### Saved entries
☆ ☆ ☆ ☆ ☆ ☆ ☆

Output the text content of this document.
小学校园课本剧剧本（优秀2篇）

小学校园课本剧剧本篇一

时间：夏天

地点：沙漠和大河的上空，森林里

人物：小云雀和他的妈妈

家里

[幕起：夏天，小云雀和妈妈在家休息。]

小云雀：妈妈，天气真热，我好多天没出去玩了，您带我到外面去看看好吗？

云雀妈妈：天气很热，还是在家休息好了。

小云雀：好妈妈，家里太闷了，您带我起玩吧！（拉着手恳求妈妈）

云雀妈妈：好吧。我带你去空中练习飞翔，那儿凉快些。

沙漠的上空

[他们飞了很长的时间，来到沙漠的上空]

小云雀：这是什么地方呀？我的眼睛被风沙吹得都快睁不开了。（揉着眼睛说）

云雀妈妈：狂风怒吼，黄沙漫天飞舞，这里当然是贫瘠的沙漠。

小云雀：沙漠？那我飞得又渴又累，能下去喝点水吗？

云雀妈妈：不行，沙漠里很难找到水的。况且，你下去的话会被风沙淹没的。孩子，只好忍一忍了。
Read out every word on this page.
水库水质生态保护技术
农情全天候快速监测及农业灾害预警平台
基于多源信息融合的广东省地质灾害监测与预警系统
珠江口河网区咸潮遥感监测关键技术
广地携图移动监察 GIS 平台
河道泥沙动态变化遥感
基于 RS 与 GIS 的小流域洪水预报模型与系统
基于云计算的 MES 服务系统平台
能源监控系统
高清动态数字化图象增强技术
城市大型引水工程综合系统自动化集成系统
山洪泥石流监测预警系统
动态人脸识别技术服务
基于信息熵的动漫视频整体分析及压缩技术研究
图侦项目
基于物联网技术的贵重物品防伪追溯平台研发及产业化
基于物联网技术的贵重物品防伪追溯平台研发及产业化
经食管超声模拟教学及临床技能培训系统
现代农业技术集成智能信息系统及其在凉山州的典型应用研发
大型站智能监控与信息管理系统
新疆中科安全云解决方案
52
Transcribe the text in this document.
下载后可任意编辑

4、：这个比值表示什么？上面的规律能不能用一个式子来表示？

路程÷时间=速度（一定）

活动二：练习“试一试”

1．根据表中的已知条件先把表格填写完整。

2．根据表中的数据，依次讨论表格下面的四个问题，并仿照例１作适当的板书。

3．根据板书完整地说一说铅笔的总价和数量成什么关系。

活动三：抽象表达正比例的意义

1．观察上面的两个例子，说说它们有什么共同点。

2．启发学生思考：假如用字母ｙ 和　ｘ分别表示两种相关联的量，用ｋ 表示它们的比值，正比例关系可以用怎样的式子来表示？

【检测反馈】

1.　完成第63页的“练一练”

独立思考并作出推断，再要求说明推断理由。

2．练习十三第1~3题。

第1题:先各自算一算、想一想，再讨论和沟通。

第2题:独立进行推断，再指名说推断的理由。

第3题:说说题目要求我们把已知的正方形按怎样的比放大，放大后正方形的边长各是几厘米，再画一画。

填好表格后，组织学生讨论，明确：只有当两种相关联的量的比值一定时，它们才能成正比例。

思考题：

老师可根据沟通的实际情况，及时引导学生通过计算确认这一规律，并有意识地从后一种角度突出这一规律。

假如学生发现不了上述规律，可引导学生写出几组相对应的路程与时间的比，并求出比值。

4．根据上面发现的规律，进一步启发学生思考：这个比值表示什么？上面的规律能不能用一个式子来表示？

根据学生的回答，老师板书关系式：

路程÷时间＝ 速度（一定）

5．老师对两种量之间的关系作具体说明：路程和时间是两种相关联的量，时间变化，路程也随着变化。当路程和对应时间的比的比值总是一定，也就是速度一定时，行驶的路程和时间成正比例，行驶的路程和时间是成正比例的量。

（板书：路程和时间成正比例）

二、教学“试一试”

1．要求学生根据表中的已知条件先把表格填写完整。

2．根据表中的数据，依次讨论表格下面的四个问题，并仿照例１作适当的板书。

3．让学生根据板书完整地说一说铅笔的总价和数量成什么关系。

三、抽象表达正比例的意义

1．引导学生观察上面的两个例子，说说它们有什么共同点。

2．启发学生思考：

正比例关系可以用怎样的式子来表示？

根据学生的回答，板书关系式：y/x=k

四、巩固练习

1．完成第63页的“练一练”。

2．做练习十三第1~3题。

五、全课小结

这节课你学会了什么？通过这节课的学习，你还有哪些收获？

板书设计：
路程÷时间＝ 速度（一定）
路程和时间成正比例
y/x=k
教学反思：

☆ ☆ ☆ ☆ ☆ ☆ ☆

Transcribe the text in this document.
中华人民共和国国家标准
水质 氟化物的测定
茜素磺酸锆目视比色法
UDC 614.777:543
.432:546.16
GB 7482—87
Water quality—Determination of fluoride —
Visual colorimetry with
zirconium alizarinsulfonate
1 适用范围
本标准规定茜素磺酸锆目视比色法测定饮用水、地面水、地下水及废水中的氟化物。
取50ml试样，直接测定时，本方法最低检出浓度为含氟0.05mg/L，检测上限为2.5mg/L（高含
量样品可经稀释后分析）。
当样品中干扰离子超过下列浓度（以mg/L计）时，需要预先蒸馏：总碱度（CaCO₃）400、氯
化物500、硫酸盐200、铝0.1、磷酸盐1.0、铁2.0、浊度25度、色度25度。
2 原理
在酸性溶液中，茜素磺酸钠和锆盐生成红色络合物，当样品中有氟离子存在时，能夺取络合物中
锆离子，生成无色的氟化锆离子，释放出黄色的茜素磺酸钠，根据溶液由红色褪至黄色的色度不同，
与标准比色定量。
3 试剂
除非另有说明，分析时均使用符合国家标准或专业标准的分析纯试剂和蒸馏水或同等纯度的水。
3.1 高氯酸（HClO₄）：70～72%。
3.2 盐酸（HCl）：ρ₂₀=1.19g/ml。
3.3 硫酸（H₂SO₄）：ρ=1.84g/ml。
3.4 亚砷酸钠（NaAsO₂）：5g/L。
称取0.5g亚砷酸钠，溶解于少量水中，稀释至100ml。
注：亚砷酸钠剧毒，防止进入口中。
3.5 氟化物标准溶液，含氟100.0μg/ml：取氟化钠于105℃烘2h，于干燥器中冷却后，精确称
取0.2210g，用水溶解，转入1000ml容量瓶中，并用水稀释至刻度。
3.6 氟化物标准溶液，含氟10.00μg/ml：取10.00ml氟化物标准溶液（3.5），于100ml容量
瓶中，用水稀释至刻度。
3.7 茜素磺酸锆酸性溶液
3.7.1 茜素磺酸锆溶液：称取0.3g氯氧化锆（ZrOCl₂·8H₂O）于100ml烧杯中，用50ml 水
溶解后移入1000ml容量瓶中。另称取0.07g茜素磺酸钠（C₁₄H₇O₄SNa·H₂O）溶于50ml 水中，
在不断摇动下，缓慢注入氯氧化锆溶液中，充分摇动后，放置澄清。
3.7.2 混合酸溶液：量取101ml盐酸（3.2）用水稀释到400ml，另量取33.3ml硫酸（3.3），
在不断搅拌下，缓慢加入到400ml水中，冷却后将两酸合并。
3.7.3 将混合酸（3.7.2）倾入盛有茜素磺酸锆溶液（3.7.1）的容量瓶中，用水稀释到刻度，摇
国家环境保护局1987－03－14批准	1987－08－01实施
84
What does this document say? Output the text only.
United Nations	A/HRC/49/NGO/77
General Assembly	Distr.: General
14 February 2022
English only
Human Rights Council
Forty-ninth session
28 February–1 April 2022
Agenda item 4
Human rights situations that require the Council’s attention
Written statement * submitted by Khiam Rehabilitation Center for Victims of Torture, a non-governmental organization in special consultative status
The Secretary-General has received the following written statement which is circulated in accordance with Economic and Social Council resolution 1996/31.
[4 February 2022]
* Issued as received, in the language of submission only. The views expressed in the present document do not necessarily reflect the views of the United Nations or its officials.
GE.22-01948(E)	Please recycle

☆ ☆ ☆ ☆ ☆ ☆ ☆

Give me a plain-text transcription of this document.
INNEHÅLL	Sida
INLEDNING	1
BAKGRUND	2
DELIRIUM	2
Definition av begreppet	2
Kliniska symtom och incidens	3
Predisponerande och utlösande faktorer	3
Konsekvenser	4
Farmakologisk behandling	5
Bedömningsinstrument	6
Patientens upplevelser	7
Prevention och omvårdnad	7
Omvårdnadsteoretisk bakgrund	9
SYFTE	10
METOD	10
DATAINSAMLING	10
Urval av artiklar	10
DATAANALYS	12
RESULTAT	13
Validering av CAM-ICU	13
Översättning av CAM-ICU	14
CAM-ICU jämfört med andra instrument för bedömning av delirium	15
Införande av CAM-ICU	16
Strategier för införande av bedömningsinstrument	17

☆ ☆ ☆ ☆ ☆ ☆ ☆

### Directions for this task
Tally the lines of the records holding the word "Council", then state only the tally.

### Task answer
3